• **Short exercise**
Keep only those lines of the records that include the string "Президента".

---------- Task data

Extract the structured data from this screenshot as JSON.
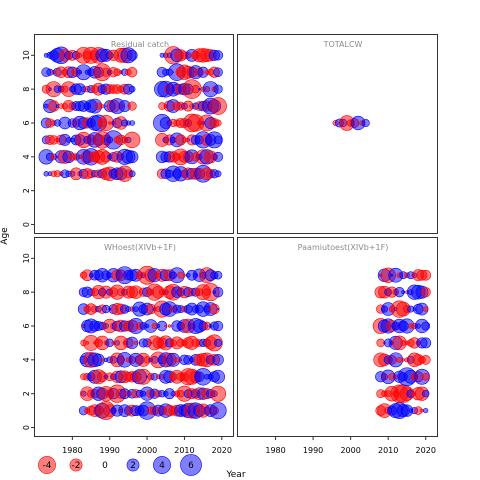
{
  "figure": {
    "xlabel": "Year",
    "ylabel": "Age"
  },
  "chart_data": {
    "type": "scatter",
    "encoding": "bubble plot of residuals: circle area proportional to |residual|, red = negative, blue = positive",
    "colors": {
      "negative": "#ff0000",
      "positive": "#0000ff",
      "fill_alpha": 0.5
    },
    "xlim": [
      1970,
      2023
    ],
    "ylim": [
      -0.5,
      11.2
    ],
    "xticks": [
      1980,
      1990,
      2000,
      2010,
      2020
    ],
    "yticks": [
      0,
      2,
      4,
      6,
      8,
      10
    ],
    "panels": [
      {
        "title": "Residual catch",
        "years": [
          1973,
          2019
        ],
        "gap": [
          1996,
          2004
        ],
        "ages": [
          3,
          4,
          5,
          6,
          7,
          8,
          9,
          10
        ]
      },
      {
        "title": "TOTALCW",
        "years": [
          1996,
          2004
        ],
        "ages": [
          6
        ]
      },
      {
        "title": "WHoest(XIVb+1F)",
        "years": [
          1983,
          2019
        ],
        "gap": [
          1997,
          1998
        ],
        "ages": [
          1,
          2,
          3,
          4,
          5,
          6,
          7,
          8,
          9
        ]
      },
      {
        "title": "Paamiutoest(XIVb+1F)",
        "years": [
          2008,
          2020
        ],
        "ages": [
          1,
          2,
          3,
          4,
          5,
          6,
          7,
          8,
          9
        ]
      }
    ],
    "legend": {
      "position": "bottom-left",
      "entries": [
        {
          "label": "-4",
          "value": -4
        },
        {
          "label": "-2",
          "value": -2
        },
        {
          "label": "0",
          "value": 0
        },
        {
          "label": "2",
          "value": 2
        },
        {
          "label": "4",
          "value": 4
        },
        {
          "label": "6",
          "value": 6
        }
      ]
    }
  }
}
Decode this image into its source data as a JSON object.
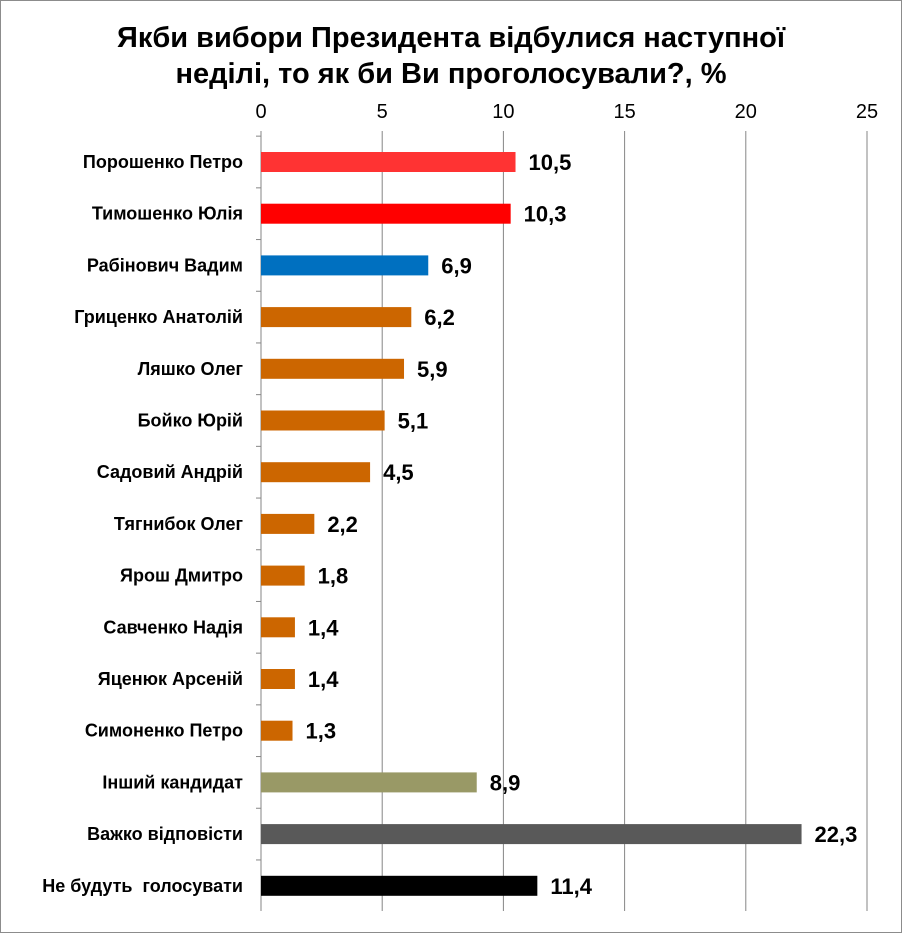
{
  "chart_data": {
    "type": "bar",
    "orientation": "horizontal",
    "title": "Якби вибори Президента відбулися наступної неділі, то як би Ви проголосували?, %",
    "title_lines": [
      "Якби вибори Президента відбулися наступної",
      "неділі, то як би Ви проголосували?, %"
    ],
    "xlabel": "",
    "ylabel": "",
    "xlim": [
      0,
      25
    ],
    "x_ticks": [
      0,
      5,
      10,
      15,
      20,
      25
    ],
    "x_tick_labels": [
      "0",
      "5",
      "10",
      "15",
      "20",
      "25"
    ],
    "axis_position": "top",
    "grid": "vertical",
    "legend": "none",
    "categories": [
      "Порошенко Петро",
      "Тимошенко Юлія",
      "Рабінович Вадим",
      "Гриценко Анатолій",
      "Ляшко Олег",
      "Бойко Юрій",
      "Садовий Андрій",
      "Тягнибок Олег",
      "Ярош Дмитро",
      "Савченко Надія",
      "Яценюк Арсеній",
      "Симоненко Петро",
      "Інший кандидат",
      "Важко відповісти",
      "Не будуть  голосувати"
    ],
    "values": [
      10.5,
      10.3,
      6.9,
      6.2,
      5.9,
      5.1,
      4.5,
      2.2,
      1.8,
      1.4,
      1.4,
      1.3,
      8.9,
      22.3,
      11.4
    ],
    "value_labels": [
      "10,5",
      "10,3",
      "6,9",
      "6,2",
      "5,9",
      "5,1",
      "4,5",
      "2,2",
      "1,8",
      "1,4",
      "1,4",
      "1,3",
      "8,9",
      "22,3",
      "11,4"
    ],
    "bar_colors": [
      "#ff3333",
      "#ff0000",
      "#0070c0",
      "#cc6600",
      "#cc6600",
      "#cc6600",
      "#cc6600",
      "#cc6600",
      "#cc6600",
      "#cc6600",
      "#cc6600",
      "#cc6600",
      "#999966",
      "#595959",
      "#000000"
    ],
    "gridline_color": "#868686"
  }
}
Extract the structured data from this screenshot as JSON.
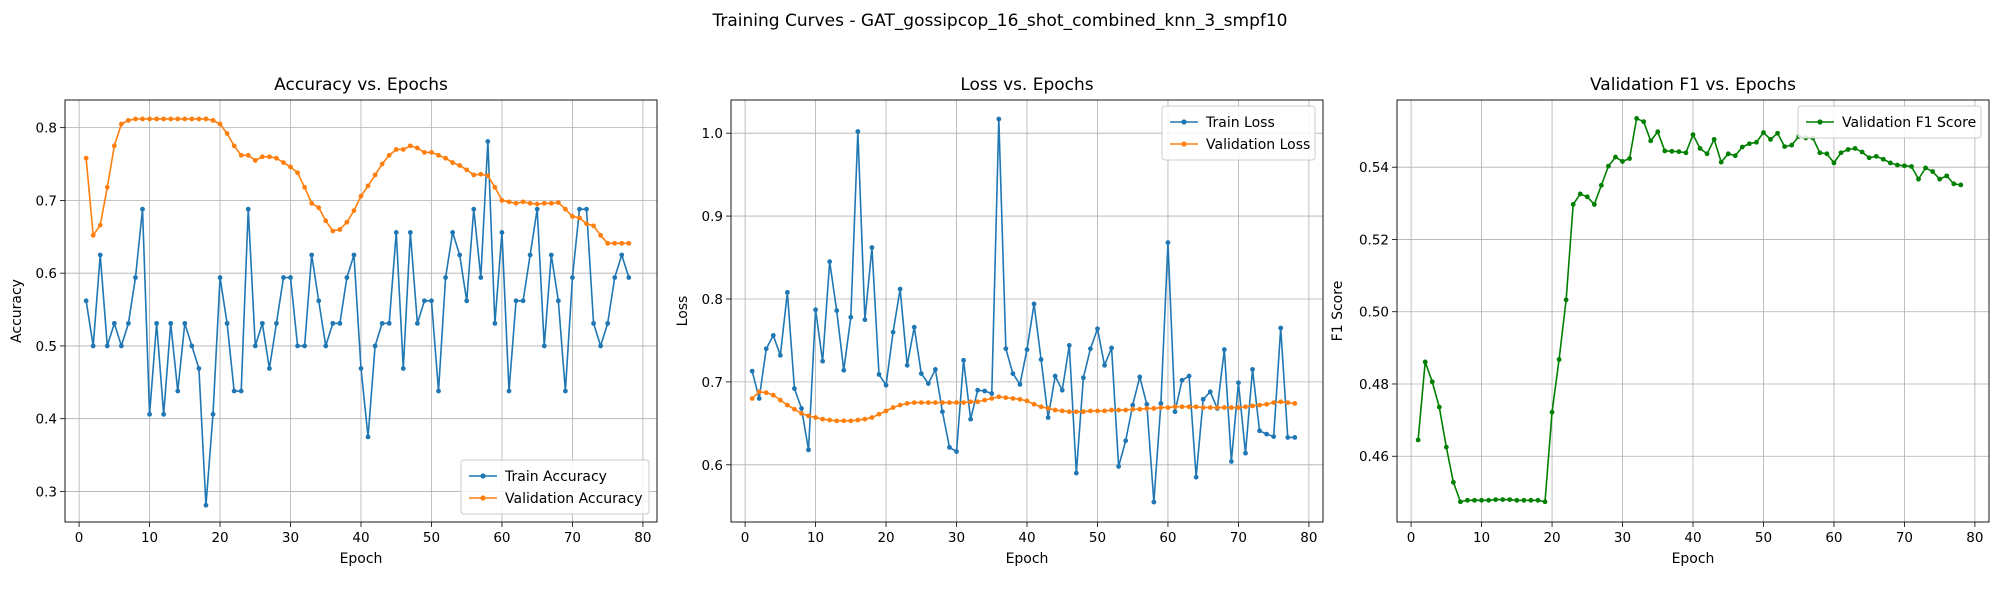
{
  "figure": {
    "suptitle": "Training Curves - GAT_gossipcop_16_shot_combined_knn_3_smpf10"
  },
  "colors": {
    "train": "#1f77b4",
    "validation": "#ff7f0e",
    "f1": "#008000"
  },
  "chart_data": [
    {
      "type": "line",
      "title": "Accuracy vs. Epochs",
      "xlabel": "Epoch",
      "ylabel": "Accuracy",
      "xlim": [
        -2,
        82
      ],
      "ylim": [
        0.258,
        0.838
      ],
      "xticks": [
        0,
        10,
        20,
        30,
        40,
        50,
        60,
        70,
        80
      ],
      "yticks": [
        0.3,
        0.4,
        0.5,
        0.6,
        0.7,
        0.8
      ],
      "grid": true,
      "legend": "bottom-right",
      "x": [
        1,
        2,
        3,
        4,
        5,
        6,
        7,
        8,
        9,
        10,
        11,
        12,
        13,
        14,
        15,
        16,
        17,
        18,
        19,
        20,
        21,
        22,
        23,
        24,
        25,
        26,
        27,
        28,
        29,
        30,
        31,
        32,
        33,
        34,
        35,
        36,
        37,
        38,
        39,
        40,
        41,
        42,
        43,
        44,
        45,
        46,
        47,
        48,
        49,
        50,
        51,
        52,
        53,
        54,
        55,
        56,
        57,
        58,
        59,
        60,
        61,
        62,
        63,
        64,
        65,
        66,
        67,
        68,
        69,
        70,
        71,
        72,
        73,
        74,
        75,
        76,
        77,
        78
      ],
      "series": [
        {
          "name": "Train Accuracy",
          "color": "#1f77b4",
          "values": [
            0.562,
            0.5,
            0.625,
            0.5,
            0.531,
            0.5,
            0.531,
            0.594,
            0.688,
            0.406,
            0.531,
            0.406,
            0.531,
            0.438,
            0.531,
            0.5,
            0.469,
            0.281,
            0.406,
            0.594,
            0.531,
            0.438,
            0.438,
            0.688,
            0.5,
            0.531,
            0.469,
            0.531,
            0.594,
            0.594,
            0.5,
            0.5,
            0.625,
            0.562,
            0.5,
            0.531,
            0.531,
            0.594,
            0.625,
            0.469,
            0.375,
            0.5,
            0.531,
            0.531,
            0.656,
            0.469,
            0.656,
            0.531,
            0.562,
            0.562,
            0.438,
            0.594,
            0.656,
            0.625,
            0.562,
            0.688,
            0.594,
            0.781,
            0.531,
            0.656,
            0.438,
            0.562,
            0.562,
            0.625,
            0.688,
            0.5,
            0.625,
            0.562,
            0.438,
            0.594,
            0.688,
            0.688,
            0.531,
            0.5,
            0.531,
            0.594,
            0.625,
            0.594
          ]
        },
        {
          "name": "Validation Accuracy",
          "color": "#ff7f0e",
          "values": [
            0.758,
            0.652,
            0.666,
            0.718,
            0.775,
            0.805,
            0.81,
            0.812,
            0.812,
            0.812,
            0.812,
            0.812,
            0.812,
            0.812,
            0.812,
            0.812,
            0.812,
            0.812,
            0.81,
            0.805,
            0.792,
            0.775,
            0.762,
            0.762,
            0.755,
            0.76,
            0.76,
            0.758,
            0.752,
            0.746,
            0.738,
            0.718,
            0.696,
            0.69,
            0.672,
            0.658,
            0.66,
            0.67,
            0.686,
            0.706,
            0.72,
            0.735,
            0.75,
            0.762,
            0.77,
            0.77,
            0.775,
            0.772,
            0.766,
            0.766,
            0.762,
            0.758,
            0.752,
            0.748,
            0.742,
            0.735,
            0.736,
            0.734,
            0.718,
            0.7,
            0.698,
            0.696,
            0.698,
            0.696,
            0.695,
            0.696,
            0.696,
            0.697,
            0.688,
            0.678,
            0.676,
            0.668,
            0.665,
            0.652,
            0.641,
            0.641,
            0.641,
            0.641
          ]
        }
      ]
    },
    {
      "type": "line",
      "title": "Loss vs. Epochs",
      "xlabel": "Epoch",
      "ylabel": "Loss",
      "xlim": [
        -2,
        82
      ],
      "ylim": [
        0.531,
        1.04
      ],
      "xticks": [
        0,
        10,
        20,
        30,
        40,
        50,
        60,
        70,
        80
      ],
      "yticks": [
        0.6,
        0.7,
        0.8,
        0.9,
        1.0
      ],
      "grid": true,
      "legend": "top-right",
      "x": [
        1,
        2,
        3,
        4,
        5,
        6,
        7,
        8,
        9,
        10,
        11,
        12,
        13,
        14,
        15,
        16,
        17,
        18,
        19,
        20,
        21,
        22,
        23,
        24,
        25,
        26,
        27,
        28,
        29,
        30,
        31,
        32,
        33,
        34,
        35,
        36,
        37,
        38,
        39,
        40,
        41,
        42,
        43,
        44,
        45,
        46,
        47,
        48,
        49,
        50,
        51,
        52,
        53,
        54,
        55,
        56,
        57,
        58,
        59,
        60,
        61,
        62,
        63,
        64,
        65,
        66,
        67,
        68,
        69,
        70,
        71,
        72,
        73,
        74,
        75,
        76,
        77,
        78
      ],
      "series": [
        {
          "name": "Train Loss",
          "color": "#1f77b4",
          "values": [
            0.713,
            0.68,
            0.74,
            0.756,
            0.732,
            0.808,
            0.692,
            0.668,
            0.618,
            0.787,
            0.725,
            0.845,
            0.786,
            0.714,
            0.778,
            1.002,
            0.775,
            0.862,
            0.709,
            0.696,
            0.76,
            0.812,
            0.72,
            0.766,
            0.71,
            0.698,
            0.715,
            0.664,
            0.621,
            0.616,
            0.726,
            0.655,
            0.69,
            0.689,
            0.686,
            1.017,
            0.74,
            0.71,
            0.697,
            0.739,
            0.794,
            0.727,
            0.657,
            0.707,
            0.69,
            0.744,
            0.59,
            0.705,
            0.74,
            0.764,
            0.72,
            0.741,
            0.598,
            0.629,
            0.672,
            0.706,
            0.673,
            0.555,
            0.674,
            0.868,
            0.664,
            0.702,
            0.707,
            0.585,
            0.679,
            0.688,
            0.668,
            0.739,
            0.604,
            0.699,
            0.614,
            0.715,
            0.641,
            0.637,
            0.634,
            0.765,
            0.633,
            0.633
          ]
        },
        {
          "name": "Validation Loss",
          "color": "#ff7f0e",
          "values": [
            0.68,
            0.688,
            0.687,
            0.684,
            0.678,
            0.672,
            0.667,
            0.662,
            0.659,
            0.657,
            0.655,
            0.654,
            0.653,
            0.653,
            0.653,
            0.654,
            0.655,
            0.657,
            0.661,
            0.665,
            0.669,
            0.672,
            0.674,
            0.675,
            0.675,
            0.675,
            0.675,
            0.675,
            0.675,
            0.675,
            0.675,
            0.676,
            0.676,
            0.678,
            0.68,
            0.682,
            0.681,
            0.68,
            0.679,
            0.677,
            0.673,
            0.67,
            0.668,
            0.666,
            0.665,
            0.664,
            0.664,
            0.664,
            0.665,
            0.665,
            0.665,
            0.666,
            0.666,
            0.666,
            0.667,
            0.667,
            0.668,
            0.668,
            0.669,
            0.669,
            0.67,
            0.67,
            0.67,
            0.67,
            0.669,
            0.669,
            0.669,
            0.669,
            0.669,
            0.669,
            0.67,
            0.671,
            0.672,
            0.673,
            0.675,
            0.676,
            0.675,
            0.674
          ]
        }
      ]
    },
    {
      "type": "line",
      "title": "Validation F1 vs. Epochs",
      "xlabel": "Epoch",
      "ylabel": "F1 Score",
      "xlim": [
        -2,
        82
      ],
      "ylim": [
        0.4418,
        0.5586
      ],
      "xticks": [
        0,
        10,
        20,
        30,
        40,
        50,
        60,
        70,
        80
      ],
      "yticks": [
        0.46,
        0.48,
        0.5,
        0.52,
        0.54
      ],
      "grid": true,
      "legend": "top-right",
      "x": [
        1,
        2,
        3,
        4,
        5,
        6,
        7,
        8,
        9,
        10,
        11,
        12,
        13,
        14,
        15,
        16,
        17,
        18,
        19,
        20,
        21,
        22,
        23,
        24,
        25,
        26,
        27,
        28,
        29,
        30,
        31,
        32,
        33,
        34,
        35,
        36,
        37,
        38,
        39,
        40,
        41,
        42,
        43,
        44,
        45,
        46,
        47,
        48,
        49,
        50,
        51,
        52,
        53,
        54,
        55,
        56,
        57,
        58,
        59,
        60,
        61,
        62,
        63,
        64,
        65,
        66,
        67,
        68,
        69,
        70,
        71,
        72,
        73,
        74,
        75,
        76,
        77,
        78
      ],
      "series": [
        {
          "name": "Validation F1 Score",
          "color": "#008000",
          "values": [
            0.4645,
            0.4861,
            0.4806,
            0.4736,
            0.4625,
            0.4528,
            0.4474,
            0.4478,
            0.4478,
            0.4478,
            0.4478,
            0.448,
            0.448,
            0.448,
            0.4478,
            0.4478,
            0.4478,
            0.4478,
            0.4474,
            0.4722,
            0.4868,
            0.5033,
            0.5297,
            0.5326,
            0.5318,
            0.5297,
            0.535,
            0.5403,
            0.5428,
            0.5416,
            0.5424,
            0.5535,
            0.5526,
            0.5473,
            0.5498,
            0.5445,
            0.5444,
            0.5443,
            0.544,
            0.549,
            0.5452,
            0.5437,
            0.5477,
            0.5414,
            0.5437,
            0.5432,
            0.5456,
            0.5465,
            0.5469,
            0.5496,
            0.5477,
            0.5494,
            0.5457,
            0.5461,
            0.5485,
            0.5481,
            0.5481,
            0.544,
            0.5437,
            0.5412,
            0.544,
            0.5449,
            0.5452,
            0.5442,
            0.5426,
            0.543,
            0.5422,
            0.5412,
            0.5406,
            0.5404,
            0.5402,
            0.5367,
            0.5398,
            0.5388,
            0.5367,
            0.5376,
            0.5354,
            0.5351
          ]
        }
      ]
    }
  ]
}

--------------------

• **Response to this task**
    "title": "Якби вибори Президента відбулися наступної неділі, то як би Ви проголосували?, %",
      "Якби вибори Президента відбулися наступної",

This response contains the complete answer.